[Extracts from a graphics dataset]
** Start **

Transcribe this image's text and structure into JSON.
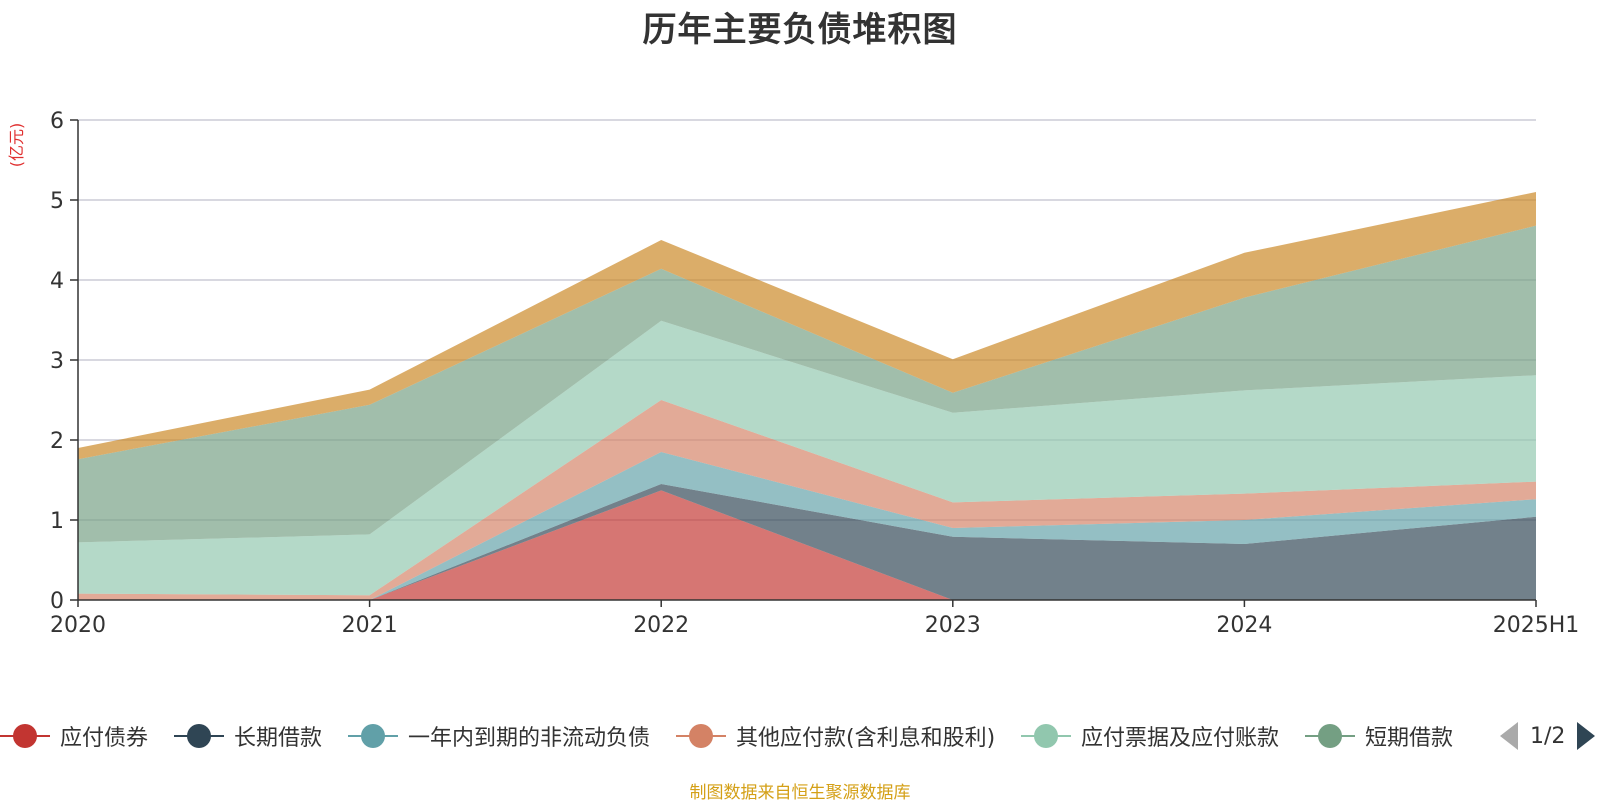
{
  "chart_data": {
    "type": "area",
    "stacked": true,
    "title": "历年主要负债堆积图",
    "ylabel": "(亿元)",
    "xlabel": "",
    "categories": [
      "2020",
      "2021",
      "2022",
      "2023",
      "2024",
      "2025H1"
    ],
    "ylim": [
      0,
      6
    ],
    "yticks": [
      0,
      1,
      2,
      3,
      4,
      5,
      6
    ],
    "grid": true,
    "series": [
      {
        "name": "应付债券",
        "color": "#c23531",
        "values": [
          0,
          0,
          1.37,
          0,
          0,
          0
        ]
      },
      {
        "name": "长期借款",
        "color": "#2f4554",
        "values": [
          0,
          0,
          0.08,
          0.79,
          0.7,
          1.04
        ]
      },
      {
        "name": "一年内到期的非流动负债",
        "color": "#61a0a8",
        "values": [
          0,
          0,
          0.4,
          0.11,
          0.3,
          0.22
        ]
      },
      {
        "name": "其他应付款(含利息和股利)",
        "color": "#d48265",
        "values": [
          0.08,
          0.06,
          0.65,
          0.32,
          0.33,
          0.22
        ]
      },
      {
        "name": "应付票据及应付账款",
        "color": "#91c7ae",
        "values": [
          0.64,
          0.76,
          0.99,
          1.12,
          1.29,
          1.33
        ]
      },
      {
        "name": "短期借款",
        "color": "#749f83",
        "values": [
          1.04,
          1.62,
          0.65,
          0.25,
          1.16,
          1.87
        ]
      },
      {
        "name": "",
        "color": "#ca8622",
        "values": [
          0.14,
          0.19,
          0.36,
          0.42,
          0.56,
          0.42
        ]
      }
    ]
  },
  "legend": {
    "items": [
      {
        "label": "应付债券",
        "color": "#c23531"
      },
      {
        "label": "长期借款",
        "color": "#2f4554"
      },
      {
        "label": "一年内到期的非流动负债",
        "color": "#61a0a8"
      },
      {
        "label": "其他应付款(含利息和股利)",
        "color": "#d48265"
      },
      {
        "label": "应付票据及应付账款",
        "color": "#91c7ae"
      },
      {
        "label": "短期借款",
        "color": "#749f83"
      }
    ],
    "page_text": "1/2"
  },
  "source_note": "制图数据来自恒生聚源数据库"
}
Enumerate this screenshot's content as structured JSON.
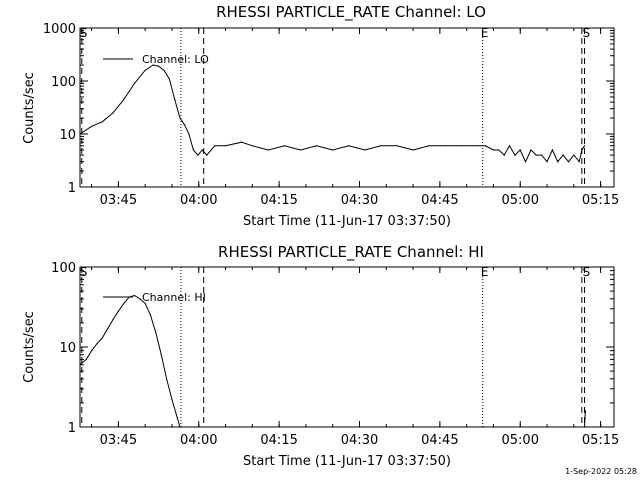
{
  "footer": {
    "timestamp": "1-Sep-2022 05:28"
  },
  "chart_data": [
    {
      "type": "line",
      "title": "RHESSI PARTICLE_RATE Channel: LO",
      "xlabel": "Start Time (11-Jun-17 03:37:50)",
      "ylabel": "Counts/sec",
      "legend_label": "Channel: LO",
      "legend_position": "top-left",
      "y_scale": "log",
      "ylim": [
        1,
        1000
      ],
      "xlim": [
        "03:37:50",
        "05:17:30"
      ],
      "x_ticks": [
        "03:45",
        "04:00",
        "04:15",
        "04:30",
        "04:45",
        "05:00",
        "05:15"
      ],
      "y_ticks": [
        "1",
        "10",
        "100",
        "1000"
      ],
      "markers": [
        {
          "label": "S",
          "time": "03:38:10",
          "style": "dashed"
        },
        {
          "label": "",
          "time": "03:56:40",
          "style": "dotted"
        },
        {
          "label": "",
          "time": "04:00:55",
          "style": "dashed"
        },
        {
          "label": "E",
          "time": "04:53:00",
          "style": "dotted"
        },
        {
          "label": "",
          "time": "05:11:30",
          "style": "dashed"
        },
        {
          "label": "S",
          "time": "05:12:00",
          "style": "dashed"
        }
      ],
      "series": [
        {
          "name": "Channel: LO",
          "x": [
            "03:37:50",
            "03:40:00",
            "03:42:00",
            "03:44:00",
            "03:46:00",
            "03:48:00",
            "03:50:00",
            "03:51:30",
            "03:52:30",
            "03:53:30",
            "03:54:30",
            "03:55:30",
            "03:56:30",
            "03:57:20",
            "03:58:10",
            "03:59:00",
            "03:59:50",
            "04:00:40",
            "04:01:30",
            "04:03:00",
            "04:05:00",
            "04:08:00",
            "04:10:00",
            "04:13:00",
            "04:16:00",
            "04:19:00",
            "04:22:00",
            "04:25:00",
            "04:28:00",
            "04:31:00",
            "04:34:00",
            "04:37:00",
            "04:40:00",
            "04:43:00",
            "04:46:00",
            "04:49:00",
            "04:52:00",
            "04:53:30",
            "04:55:00",
            "04:56:00",
            "04:57:00",
            "04:58:00",
            "04:59:00",
            "05:00:00",
            "05:01:00",
            "05:02:00",
            "05:03:00",
            "05:04:00",
            "05:05:00",
            "05:06:00",
            "05:07:00",
            "05:08:00",
            "05:09:00",
            "05:10:00",
            "05:11:00",
            "05:11:30",
            "05:12:00"
          ],
          "values": [
            10,
            14,
            17,
            25,
            45,
            90,
            160,
            200,
            190,
            160,
            110,
            45,
            20,
            15,
            10,
            5,
            4,
            5,
            4,
            6,
            6,
            7,
            6,
            5,
            6,
            5,
            6,
            5,
            6,
            5,
            6,
            6,
            5,
            6,
            6,
            6,
            6,
            6,
            5,
            5,
            4,
            6,
            4,
            5,
            3,
            5,
            4,
            4,
            3,
            5,
            3,
            4,
            3,
            4,
            3,
            5,
            6
          ]
        }
      ]
    },
    {
      "type": "line",
      "title": "RHESSI PARTICLE_RATE Channel: HI",
      "xlabel": "Start Time (11-Jun-17 03:37:50)",
      "ylabel": "Counts/sec",
      "legend_label": "Channel: HI",
      "legend_position": "top-left",
      "y_scale": "log",
      "ylim": [
        1,
        100
      ],
      "xlim": [
        "03:37:50",
        "05:17:30"
      ],
      "x_ticks": [
        "03:45",
        "04:00",
        "04:15",
        "04:30",
        "04:45",
        "05:00",
        "05:15"
      ],
      "y_ticks": [
        "1",
        "10",
        "100"
      ],
      "markers": [
        {
          "label": "S",
          "time": "03:38:10",
          "style": "dashed"
        },
        {
          "label": "",
          "time": "03:56:40",
          "style": "dotted"
        },
        {
          "label": "",
          "time": "04:00:55",
          "style": "dashed"
        },
        {
          "label": "E",
          "time": "04:53:00",
          "style": "dotted"
        },
        {
          "label": "",
          "time": "05:11:30",
          "style": "dashed"
        },
        {
          "label": "S",
          "time": "05:12:00",
          "style": "dashed"
        }
      ],
      "series": [
        {
          "name": "Channel: HI",
          "x": [
            "03:37:50",
            "03:39:00",
            "03:40:00",
            "03:41:00",
            "03:42:00",
            "03:43:00",
            "03:44:00",
            "03:45:00",
            "03:46:00",
            "03:47:00",
            "03:48:00",
            "03:49:00",
            "03:50:00",
            "03:51:00",
            "03:52:00",
            "03:53:00",
            "03:54:00",
            "03:55:00",
            "03:56:00",
            "03:56:30",
            "05:12:00",
            "05:12:10"
          ],
          "values": [
            6,
            7,
            9,
            11,
            13,
            17,
            22,
            28,
            35,
            42,
            44,
            40,
            35,
            25,
            15,
            8,
            4,
            2.2,
            1.3,
            1.0,
            1.0,
            1.6
          ]
        }
      ]
    }
  ]
}
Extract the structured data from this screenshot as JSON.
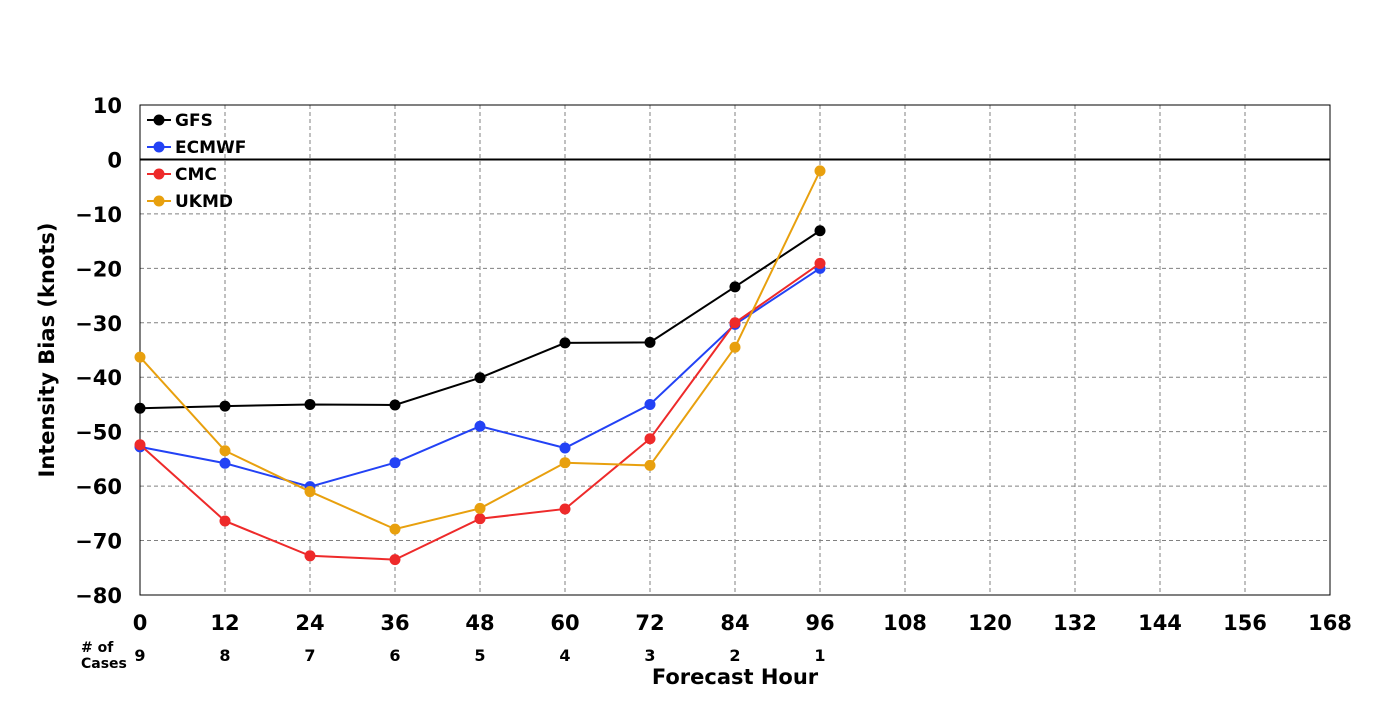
{
  "chart_data": {
    "type": "line",
    "title": "",
    "xlabel": "Forecast Hour",
    "ylabel": "Intensity Bias (knots)",
    "xlim": [
      0,
      168
    ],
    "ylim": [
      -80,
      10
    ],
    "x_ticks": [
      0,
      12,
      24,
      36,
      48,
      60,
      72,
      84,
      96,
      108,
      120,
      132,
      144,
      156,
      168
    ],
    "y_ticks": [
      10,
      0,
      -10,
      -20,
      -30,
      -40,
      -50,
      -60,
      -70,
      -80
    ],
    "grid": true,
    "zero_line": true,
    "legend_position": "top-left",
    "cases": {
      "label": "# of Cases",
      "x": [
        0,
        12,
        24,
        36,
        48,
        60,
        72,
        84,
        96
      ],
      "values": [
        9,
        8,
        7,
        6,
        5,
        4,
        3,
        2,
        1
      ]
    },
    "series": [
      {
        "name": "GFS",
        "color": "#000000",
        "x": [
          0,
          12,
          24,
          36,
          48,
          60,
          72,
          84,
          96
        ],
        "values": [
          -45.7,
          -45.3,
          -45.0,
          -45.1,
          -40.1,
          -33.7,
          -33.6,
          -23.4,
          -13.1
        ]
      },
      {
        "name": "ECMWF",
        "color": "#2342f5",
        "x": [
          0,
          12,
          24,
          36,
          48,
          60,
          72,
          84,
          96
        ],
        "values": [
          -52.8,
          -55.8,
          -60.1,
          -55.7,
          -49.0,
          -53.0,
          -45.0,
          -30.3,
          -20.0
        ]
      },
      {
        "name": "CMC",
        "color": "#ee2a2a",
        "x": [
          0,
          12,
          24,
          36,
          48,
          60,
          72,
          84,
          96
        ],
        "values": [
          -52.4,
          -66.4,
          -72.8,
          -73.5,
          -66.0,
          -64.2,
          -51.3,
          -30.0,
          -19.1
        ]
      },
      {
        "name": "UKMD",
        "color": "#e8a00e",
        "x": [
          0,
          12,
          24,
          36,
          48,
          60,
          72,
          84,
          96
        ],
        "values": [
          -36.3,
          -53.5,
          -61.0,
          -67.9,
          -64.1,
          -55.7,
          -56.2,
          -34.5,
          -2.1
        ]
      }
    ]
  }
}
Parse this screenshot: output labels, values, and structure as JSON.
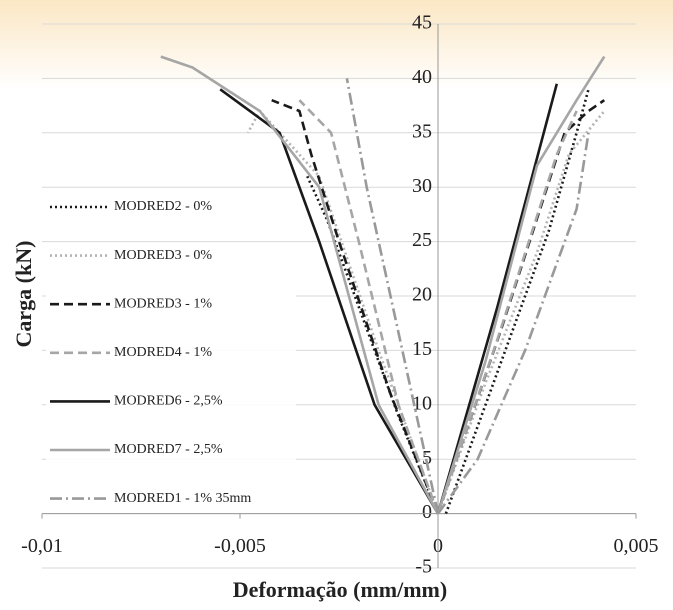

** End **

[WHAT YOU SHOULD DO]:
Answer with one number only: how many lines above contain the word "this".

[TASK OUTPUT]:
4